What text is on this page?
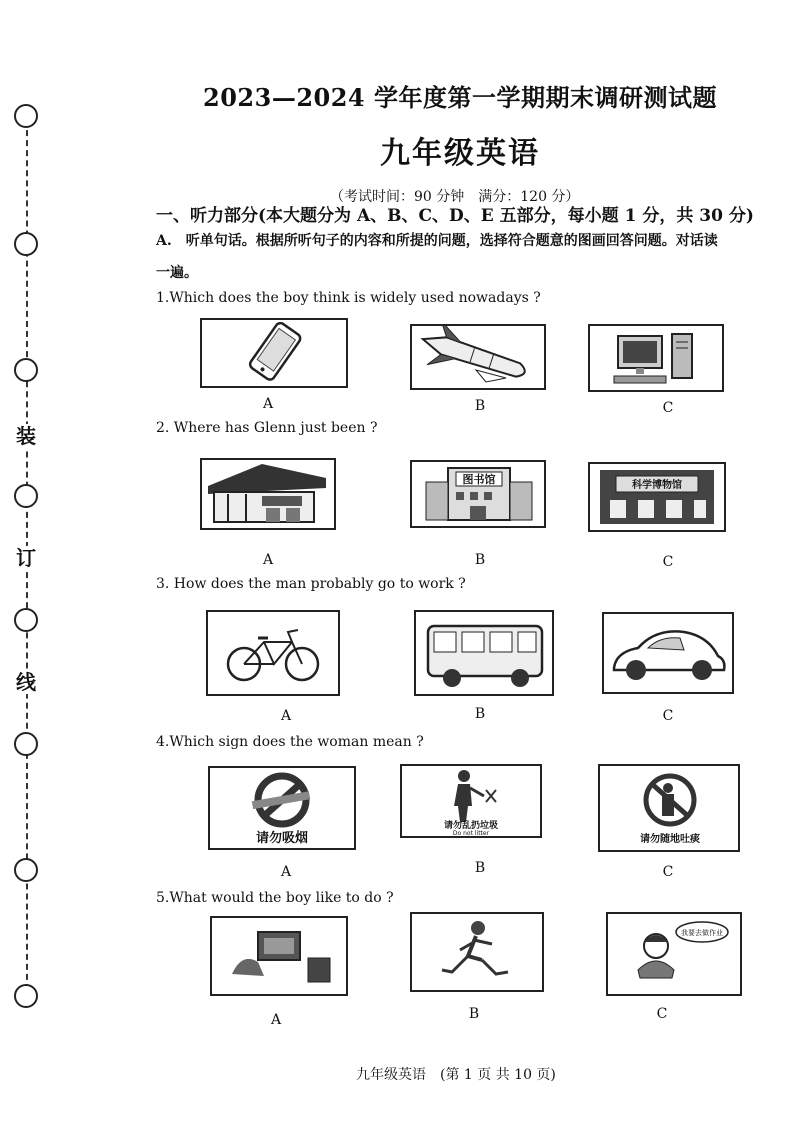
装
订
线
2023—2024 学年度第一学期期末调研测试题
九年级英语
（考试时间：90 分钟　满分：120 分）
一、听力部分(本大题分为 A、B、C、D、E 五部分，每小题 1 分，共 30 分)
A.　听单句话。根据所听句子的内容和所提的问题，选择符合题意的图画回答问题。对话读
一遍。
1.Which does the boy think is widely used nowadays ?
A	B	C
2. Where has Glenn just been ?
A
图书馆
B
科学博物馆
C
3. How does the man probably go to work ?
A	B	C
4.Which sign does the woman mean ?
请勿吸烟
A
请勿乱扔垃圾
Do not litter
B
请勿随地吐痰
C
5.What would the boy like to do ?
A	B
我要去做作业
C
九年级英语　(第 1 页 共 10 页)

::::

THE PROBLEM:
Reproduce all of the material above word for word. Omit the pictures.

EXPECTED ANSWER:
What text is on this page?
装
订
线
2023—2024 学年度第一学期期末调研测试题
九年级英语
（考试时间：90 分钟　满分：120 分）
一、听力部分(本大题分为 A、B、C、D、E 五部分，每小题 1 分，共 30 分)
A.　听单句话。根据所听句子的内容和所提的问题，选择符合题意的图画回答问题。对话读
一遍。
1.Which does the boy think is widely used nowadays ?
A	B	C
2. Where has Glenn just been ?
A
图书馆
B
科学博物馆
C
3. How does the man probably go to work ?
A	B	C
4.Which sign does the woman mean ?
请勿吸烟
A
请勿乱扔垃圾
Do not litter
B
请勿随地吐痰
C
5.What would the boy like to do ?
A	B
我要去做作业
C
九年级英语　(第 1 页 共 10 页)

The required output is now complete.